Set problem: Tally the lines holding "Output" and state only that figure.

Given records:

begin

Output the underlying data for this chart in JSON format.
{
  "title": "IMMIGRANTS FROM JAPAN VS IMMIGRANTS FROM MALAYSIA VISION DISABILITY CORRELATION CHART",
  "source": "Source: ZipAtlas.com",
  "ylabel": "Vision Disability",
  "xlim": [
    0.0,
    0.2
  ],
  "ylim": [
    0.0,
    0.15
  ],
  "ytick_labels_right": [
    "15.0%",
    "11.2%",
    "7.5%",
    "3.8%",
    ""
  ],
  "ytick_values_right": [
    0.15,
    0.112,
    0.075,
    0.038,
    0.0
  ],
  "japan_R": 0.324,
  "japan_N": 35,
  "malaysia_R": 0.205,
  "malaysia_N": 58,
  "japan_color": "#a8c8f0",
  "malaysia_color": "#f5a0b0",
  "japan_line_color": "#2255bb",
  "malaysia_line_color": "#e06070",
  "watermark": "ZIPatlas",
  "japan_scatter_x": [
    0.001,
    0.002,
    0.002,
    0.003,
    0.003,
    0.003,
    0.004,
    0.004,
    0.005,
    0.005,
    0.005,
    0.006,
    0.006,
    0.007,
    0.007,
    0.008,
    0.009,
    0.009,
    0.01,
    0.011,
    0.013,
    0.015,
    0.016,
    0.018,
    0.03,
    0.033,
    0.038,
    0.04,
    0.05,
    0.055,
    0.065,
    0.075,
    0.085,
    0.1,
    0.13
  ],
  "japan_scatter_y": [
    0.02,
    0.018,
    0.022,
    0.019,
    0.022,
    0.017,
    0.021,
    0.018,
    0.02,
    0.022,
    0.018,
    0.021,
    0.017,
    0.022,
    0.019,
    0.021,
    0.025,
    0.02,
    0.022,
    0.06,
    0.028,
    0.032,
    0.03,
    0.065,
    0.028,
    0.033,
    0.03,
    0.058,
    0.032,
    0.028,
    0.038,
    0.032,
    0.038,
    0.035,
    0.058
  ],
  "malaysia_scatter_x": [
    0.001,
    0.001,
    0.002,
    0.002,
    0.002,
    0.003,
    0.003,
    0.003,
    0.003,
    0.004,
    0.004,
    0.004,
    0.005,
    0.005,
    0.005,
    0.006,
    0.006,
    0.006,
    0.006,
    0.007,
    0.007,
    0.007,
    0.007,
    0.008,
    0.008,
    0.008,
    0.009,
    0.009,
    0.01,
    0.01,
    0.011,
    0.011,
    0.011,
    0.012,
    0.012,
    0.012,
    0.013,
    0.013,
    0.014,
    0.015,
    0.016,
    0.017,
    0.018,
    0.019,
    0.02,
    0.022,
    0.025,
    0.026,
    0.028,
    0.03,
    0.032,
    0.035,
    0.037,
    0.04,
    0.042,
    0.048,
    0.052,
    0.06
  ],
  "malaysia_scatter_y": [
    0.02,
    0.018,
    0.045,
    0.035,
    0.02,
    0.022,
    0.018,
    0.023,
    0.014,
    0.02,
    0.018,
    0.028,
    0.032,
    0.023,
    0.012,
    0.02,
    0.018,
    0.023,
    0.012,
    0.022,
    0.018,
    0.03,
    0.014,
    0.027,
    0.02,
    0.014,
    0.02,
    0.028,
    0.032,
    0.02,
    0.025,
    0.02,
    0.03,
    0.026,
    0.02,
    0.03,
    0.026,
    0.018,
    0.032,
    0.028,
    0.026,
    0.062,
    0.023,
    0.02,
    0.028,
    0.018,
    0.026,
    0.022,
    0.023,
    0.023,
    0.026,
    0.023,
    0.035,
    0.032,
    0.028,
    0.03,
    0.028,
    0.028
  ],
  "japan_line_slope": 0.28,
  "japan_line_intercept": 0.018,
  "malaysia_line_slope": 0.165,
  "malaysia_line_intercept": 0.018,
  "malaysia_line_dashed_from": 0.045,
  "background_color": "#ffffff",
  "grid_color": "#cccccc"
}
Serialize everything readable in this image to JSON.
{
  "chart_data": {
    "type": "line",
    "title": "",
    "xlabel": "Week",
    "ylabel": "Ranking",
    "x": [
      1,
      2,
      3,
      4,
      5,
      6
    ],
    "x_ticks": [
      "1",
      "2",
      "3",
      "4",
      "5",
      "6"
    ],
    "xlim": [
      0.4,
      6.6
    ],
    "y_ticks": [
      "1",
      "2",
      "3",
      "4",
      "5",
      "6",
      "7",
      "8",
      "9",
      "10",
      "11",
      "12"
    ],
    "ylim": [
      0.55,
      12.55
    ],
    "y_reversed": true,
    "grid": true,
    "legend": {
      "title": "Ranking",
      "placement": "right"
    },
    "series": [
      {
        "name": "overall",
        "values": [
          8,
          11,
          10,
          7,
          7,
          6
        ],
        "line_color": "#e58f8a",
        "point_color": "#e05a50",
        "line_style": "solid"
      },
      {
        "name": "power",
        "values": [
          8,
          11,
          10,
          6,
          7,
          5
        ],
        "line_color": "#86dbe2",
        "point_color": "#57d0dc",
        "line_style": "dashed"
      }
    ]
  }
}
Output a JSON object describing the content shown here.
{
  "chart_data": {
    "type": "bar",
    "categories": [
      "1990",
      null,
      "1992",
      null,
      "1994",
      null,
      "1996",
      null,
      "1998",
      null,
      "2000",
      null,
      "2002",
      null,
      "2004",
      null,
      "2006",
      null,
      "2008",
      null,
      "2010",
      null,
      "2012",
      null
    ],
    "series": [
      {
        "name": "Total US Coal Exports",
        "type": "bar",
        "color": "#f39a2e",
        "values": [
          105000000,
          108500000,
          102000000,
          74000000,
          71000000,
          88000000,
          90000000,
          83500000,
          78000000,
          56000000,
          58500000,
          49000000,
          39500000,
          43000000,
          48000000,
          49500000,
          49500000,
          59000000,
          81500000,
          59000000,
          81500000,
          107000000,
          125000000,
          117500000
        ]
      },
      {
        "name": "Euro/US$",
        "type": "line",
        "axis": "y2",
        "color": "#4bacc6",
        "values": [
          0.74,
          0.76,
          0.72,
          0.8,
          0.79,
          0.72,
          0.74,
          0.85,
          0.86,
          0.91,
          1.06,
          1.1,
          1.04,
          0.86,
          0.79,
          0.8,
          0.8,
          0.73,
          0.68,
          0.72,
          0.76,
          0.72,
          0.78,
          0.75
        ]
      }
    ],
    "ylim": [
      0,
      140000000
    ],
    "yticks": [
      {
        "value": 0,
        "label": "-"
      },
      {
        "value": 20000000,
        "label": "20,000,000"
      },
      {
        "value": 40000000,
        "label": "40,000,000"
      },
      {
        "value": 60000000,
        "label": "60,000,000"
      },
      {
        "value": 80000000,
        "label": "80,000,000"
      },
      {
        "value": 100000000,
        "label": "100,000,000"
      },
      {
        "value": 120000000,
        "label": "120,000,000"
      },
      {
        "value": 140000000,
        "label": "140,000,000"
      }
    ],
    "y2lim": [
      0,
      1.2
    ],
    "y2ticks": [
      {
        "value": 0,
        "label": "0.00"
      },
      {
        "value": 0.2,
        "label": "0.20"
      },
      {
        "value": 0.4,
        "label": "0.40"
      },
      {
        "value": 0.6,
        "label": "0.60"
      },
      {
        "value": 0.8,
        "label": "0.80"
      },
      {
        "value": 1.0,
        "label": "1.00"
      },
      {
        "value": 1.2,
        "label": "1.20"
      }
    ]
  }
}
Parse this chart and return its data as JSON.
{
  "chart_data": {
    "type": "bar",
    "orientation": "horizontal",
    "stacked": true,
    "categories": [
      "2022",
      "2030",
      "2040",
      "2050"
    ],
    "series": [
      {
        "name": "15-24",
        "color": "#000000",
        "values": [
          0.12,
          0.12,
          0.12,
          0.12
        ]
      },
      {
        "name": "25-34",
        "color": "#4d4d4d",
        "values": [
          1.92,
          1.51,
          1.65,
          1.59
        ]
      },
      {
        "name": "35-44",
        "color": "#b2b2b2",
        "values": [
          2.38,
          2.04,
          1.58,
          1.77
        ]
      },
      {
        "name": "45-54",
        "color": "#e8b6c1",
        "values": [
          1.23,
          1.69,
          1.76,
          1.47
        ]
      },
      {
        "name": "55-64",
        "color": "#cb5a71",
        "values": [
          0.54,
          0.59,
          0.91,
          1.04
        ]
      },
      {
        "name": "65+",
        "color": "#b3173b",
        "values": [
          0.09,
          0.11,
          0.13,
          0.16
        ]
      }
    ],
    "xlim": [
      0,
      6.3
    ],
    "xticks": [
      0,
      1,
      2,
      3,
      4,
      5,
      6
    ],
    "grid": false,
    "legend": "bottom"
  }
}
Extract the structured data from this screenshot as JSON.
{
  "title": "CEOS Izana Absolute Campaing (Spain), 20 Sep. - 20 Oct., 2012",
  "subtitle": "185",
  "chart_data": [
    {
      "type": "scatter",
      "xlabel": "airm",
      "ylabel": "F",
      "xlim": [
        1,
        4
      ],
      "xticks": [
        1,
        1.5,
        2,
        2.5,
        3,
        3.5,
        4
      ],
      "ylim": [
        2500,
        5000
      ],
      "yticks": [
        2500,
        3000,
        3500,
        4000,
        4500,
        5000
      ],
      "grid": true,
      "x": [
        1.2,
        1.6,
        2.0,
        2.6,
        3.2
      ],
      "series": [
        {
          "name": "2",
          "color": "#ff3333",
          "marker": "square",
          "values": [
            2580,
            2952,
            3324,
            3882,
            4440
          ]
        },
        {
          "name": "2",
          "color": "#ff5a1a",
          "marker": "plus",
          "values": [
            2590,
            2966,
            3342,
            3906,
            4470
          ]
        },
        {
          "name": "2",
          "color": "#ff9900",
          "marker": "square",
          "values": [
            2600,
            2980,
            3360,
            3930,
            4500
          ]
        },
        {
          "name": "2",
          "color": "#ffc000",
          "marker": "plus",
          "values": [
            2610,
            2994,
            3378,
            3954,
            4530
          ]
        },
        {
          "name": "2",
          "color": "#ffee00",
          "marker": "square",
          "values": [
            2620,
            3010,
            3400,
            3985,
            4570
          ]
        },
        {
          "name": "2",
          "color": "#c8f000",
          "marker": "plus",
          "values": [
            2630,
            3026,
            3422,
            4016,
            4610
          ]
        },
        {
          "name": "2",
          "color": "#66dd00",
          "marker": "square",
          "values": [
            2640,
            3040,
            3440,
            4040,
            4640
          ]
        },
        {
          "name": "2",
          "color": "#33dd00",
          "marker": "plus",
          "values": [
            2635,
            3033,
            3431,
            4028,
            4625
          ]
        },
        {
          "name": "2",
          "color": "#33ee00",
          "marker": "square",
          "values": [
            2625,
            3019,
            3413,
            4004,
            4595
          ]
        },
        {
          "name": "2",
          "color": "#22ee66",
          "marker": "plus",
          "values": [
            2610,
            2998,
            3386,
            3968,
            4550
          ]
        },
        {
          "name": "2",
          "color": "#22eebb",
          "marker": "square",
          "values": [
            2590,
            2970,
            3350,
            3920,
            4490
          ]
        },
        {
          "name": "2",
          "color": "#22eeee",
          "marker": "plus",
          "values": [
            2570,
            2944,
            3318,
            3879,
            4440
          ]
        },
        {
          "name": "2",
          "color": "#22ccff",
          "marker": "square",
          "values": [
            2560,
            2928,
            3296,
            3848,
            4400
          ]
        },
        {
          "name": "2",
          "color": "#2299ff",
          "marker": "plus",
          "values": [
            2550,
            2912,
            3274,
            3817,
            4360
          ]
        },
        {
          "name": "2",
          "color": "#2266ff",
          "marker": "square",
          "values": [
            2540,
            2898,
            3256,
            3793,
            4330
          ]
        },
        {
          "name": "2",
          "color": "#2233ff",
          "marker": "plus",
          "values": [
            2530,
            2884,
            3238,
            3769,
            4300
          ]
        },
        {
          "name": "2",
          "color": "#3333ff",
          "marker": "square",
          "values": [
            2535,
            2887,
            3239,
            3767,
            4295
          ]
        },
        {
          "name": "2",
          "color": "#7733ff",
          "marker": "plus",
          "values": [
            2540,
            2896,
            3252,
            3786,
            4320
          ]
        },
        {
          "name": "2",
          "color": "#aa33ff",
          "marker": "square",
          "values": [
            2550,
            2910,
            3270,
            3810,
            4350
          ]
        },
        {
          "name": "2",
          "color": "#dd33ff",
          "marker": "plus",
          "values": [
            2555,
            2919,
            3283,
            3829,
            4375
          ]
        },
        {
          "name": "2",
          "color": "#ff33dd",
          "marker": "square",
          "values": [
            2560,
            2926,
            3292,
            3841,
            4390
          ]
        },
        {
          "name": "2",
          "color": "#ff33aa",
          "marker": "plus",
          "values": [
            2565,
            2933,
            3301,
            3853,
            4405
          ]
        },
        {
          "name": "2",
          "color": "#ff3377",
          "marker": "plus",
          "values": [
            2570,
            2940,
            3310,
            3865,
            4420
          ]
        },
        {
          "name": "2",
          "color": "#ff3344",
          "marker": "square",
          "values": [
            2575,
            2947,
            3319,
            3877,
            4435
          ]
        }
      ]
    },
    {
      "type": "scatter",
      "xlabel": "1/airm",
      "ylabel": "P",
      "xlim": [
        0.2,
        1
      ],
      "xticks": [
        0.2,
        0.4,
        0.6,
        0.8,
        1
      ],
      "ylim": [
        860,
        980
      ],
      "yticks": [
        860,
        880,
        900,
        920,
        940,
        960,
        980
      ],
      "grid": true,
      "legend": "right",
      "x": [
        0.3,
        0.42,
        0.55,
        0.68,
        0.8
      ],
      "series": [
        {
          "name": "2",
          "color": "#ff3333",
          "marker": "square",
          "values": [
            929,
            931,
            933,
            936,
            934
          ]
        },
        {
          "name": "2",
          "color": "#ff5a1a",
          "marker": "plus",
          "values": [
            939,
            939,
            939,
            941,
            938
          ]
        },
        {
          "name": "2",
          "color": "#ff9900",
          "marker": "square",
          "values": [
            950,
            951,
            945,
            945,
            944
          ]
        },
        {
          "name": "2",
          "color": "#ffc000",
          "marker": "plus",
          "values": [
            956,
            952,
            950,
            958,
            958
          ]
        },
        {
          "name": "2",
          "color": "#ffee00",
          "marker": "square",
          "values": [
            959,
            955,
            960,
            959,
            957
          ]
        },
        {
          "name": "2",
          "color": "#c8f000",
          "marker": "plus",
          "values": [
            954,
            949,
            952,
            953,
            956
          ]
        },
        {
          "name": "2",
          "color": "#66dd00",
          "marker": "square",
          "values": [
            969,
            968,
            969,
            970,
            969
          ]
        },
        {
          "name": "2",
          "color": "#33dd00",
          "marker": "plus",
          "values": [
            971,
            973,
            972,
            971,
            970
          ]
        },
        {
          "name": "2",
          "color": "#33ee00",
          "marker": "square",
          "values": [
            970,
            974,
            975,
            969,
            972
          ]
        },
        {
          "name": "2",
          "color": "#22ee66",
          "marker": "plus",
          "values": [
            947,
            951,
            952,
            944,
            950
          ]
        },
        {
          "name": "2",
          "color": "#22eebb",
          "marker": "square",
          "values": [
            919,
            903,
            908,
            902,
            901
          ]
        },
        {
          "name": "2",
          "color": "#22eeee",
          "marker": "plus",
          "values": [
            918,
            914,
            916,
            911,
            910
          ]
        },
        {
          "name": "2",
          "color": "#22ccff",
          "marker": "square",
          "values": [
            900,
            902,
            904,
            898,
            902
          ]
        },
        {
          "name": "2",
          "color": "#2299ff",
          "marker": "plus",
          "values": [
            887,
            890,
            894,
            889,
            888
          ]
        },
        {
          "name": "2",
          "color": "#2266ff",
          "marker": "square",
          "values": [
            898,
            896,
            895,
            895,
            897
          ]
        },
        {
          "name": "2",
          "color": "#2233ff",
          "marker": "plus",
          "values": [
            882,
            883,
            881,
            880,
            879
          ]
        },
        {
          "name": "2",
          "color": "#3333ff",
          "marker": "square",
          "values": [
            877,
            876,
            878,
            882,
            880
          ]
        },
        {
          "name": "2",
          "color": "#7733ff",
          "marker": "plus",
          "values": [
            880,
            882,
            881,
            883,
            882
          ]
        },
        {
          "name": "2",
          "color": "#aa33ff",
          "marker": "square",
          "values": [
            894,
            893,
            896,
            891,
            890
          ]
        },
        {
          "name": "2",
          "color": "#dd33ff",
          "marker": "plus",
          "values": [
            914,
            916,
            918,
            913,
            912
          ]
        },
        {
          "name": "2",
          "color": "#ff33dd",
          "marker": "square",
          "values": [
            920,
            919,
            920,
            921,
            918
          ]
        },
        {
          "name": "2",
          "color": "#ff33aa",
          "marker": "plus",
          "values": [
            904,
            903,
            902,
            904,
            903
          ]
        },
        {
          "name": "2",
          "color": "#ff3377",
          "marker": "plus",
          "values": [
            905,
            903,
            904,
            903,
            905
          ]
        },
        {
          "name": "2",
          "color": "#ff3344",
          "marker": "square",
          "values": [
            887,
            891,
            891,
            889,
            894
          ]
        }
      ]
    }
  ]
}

end

Expected answer: 2